BEGIN
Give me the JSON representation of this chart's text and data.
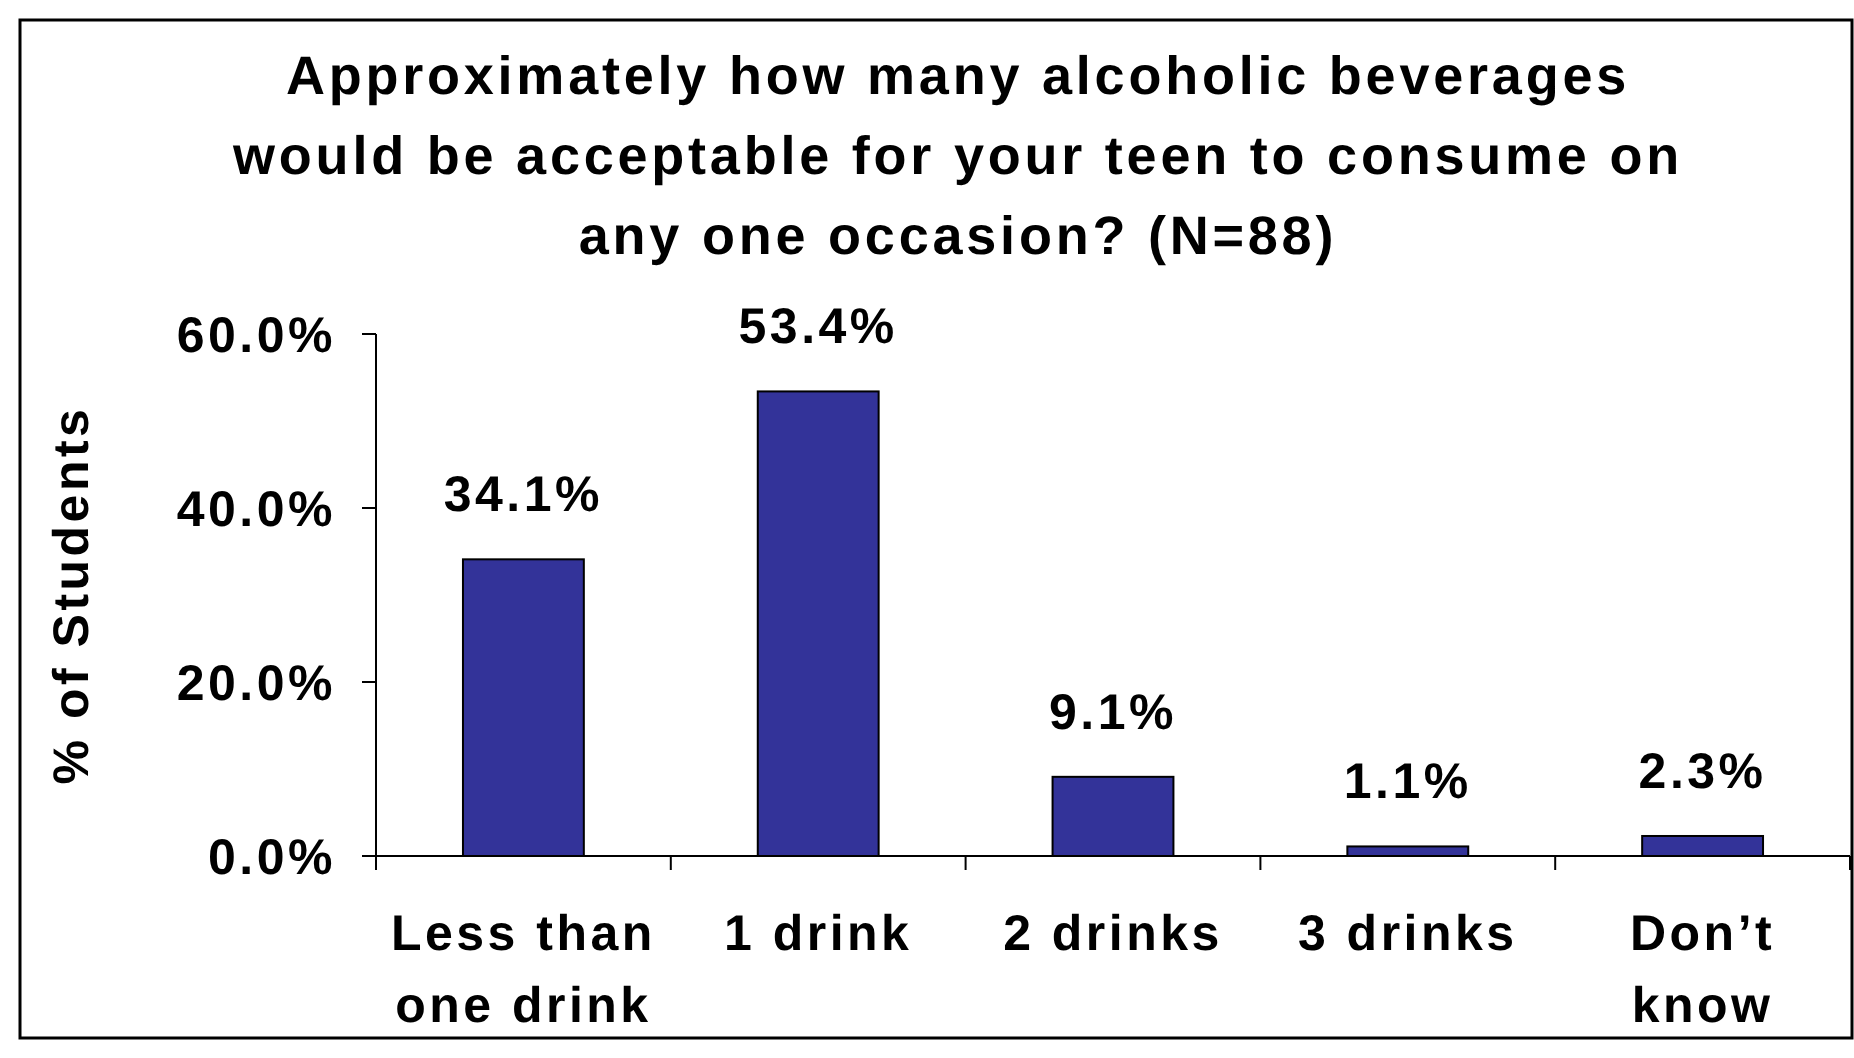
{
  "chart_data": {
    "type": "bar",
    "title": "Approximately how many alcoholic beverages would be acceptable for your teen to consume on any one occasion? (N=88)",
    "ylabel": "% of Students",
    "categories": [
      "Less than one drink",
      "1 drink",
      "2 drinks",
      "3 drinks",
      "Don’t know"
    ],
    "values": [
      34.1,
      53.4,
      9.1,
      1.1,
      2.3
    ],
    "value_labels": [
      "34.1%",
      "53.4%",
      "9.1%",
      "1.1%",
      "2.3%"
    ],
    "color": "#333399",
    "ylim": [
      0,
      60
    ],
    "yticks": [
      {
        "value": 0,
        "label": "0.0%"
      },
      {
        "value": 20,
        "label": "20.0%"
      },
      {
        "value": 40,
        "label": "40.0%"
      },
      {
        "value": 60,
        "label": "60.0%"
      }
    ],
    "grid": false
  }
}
END
Task prompt: A faithful copy of the records above is needed, with the pictures left out.

Worked answer:
Give me the JSON representation of this chart's text and data.
{
  "chart_data": {
    "type": "bar",
    "title": "Approximately how many alcoholic beverages would be acceptable for your teen to consume on any one occasion? (N=88)",
    "ylabel": "% of Students",
    "categories": [
      "Less than one drink",
      "1 drink",
      "2 drinks",
      "3 drinks",
      "Don’t know"
    ],
    "values": [
      34.1,
      53.4,
      9.1,
      1.1,
      2.3
    ],
    "value_labels": [
      "34.1%",
      "53.4%",
      "9.1%",
      "1.1%",
      "2.3%"
    ],
    "color": "#333399",
    "ylim": [
      0,
      60
    ],
    "yticks": [
      {
        "value": 0,
        "label": "0.0%"
      },
      {
        "value": 20,
        "label": "20.0%"
      },
      {
        "value": 40,
        "label": "40.0%"
      },
      {
        "value": 60,
        "label": "60.0%"
      }
    ],
    "grid": false
  }
}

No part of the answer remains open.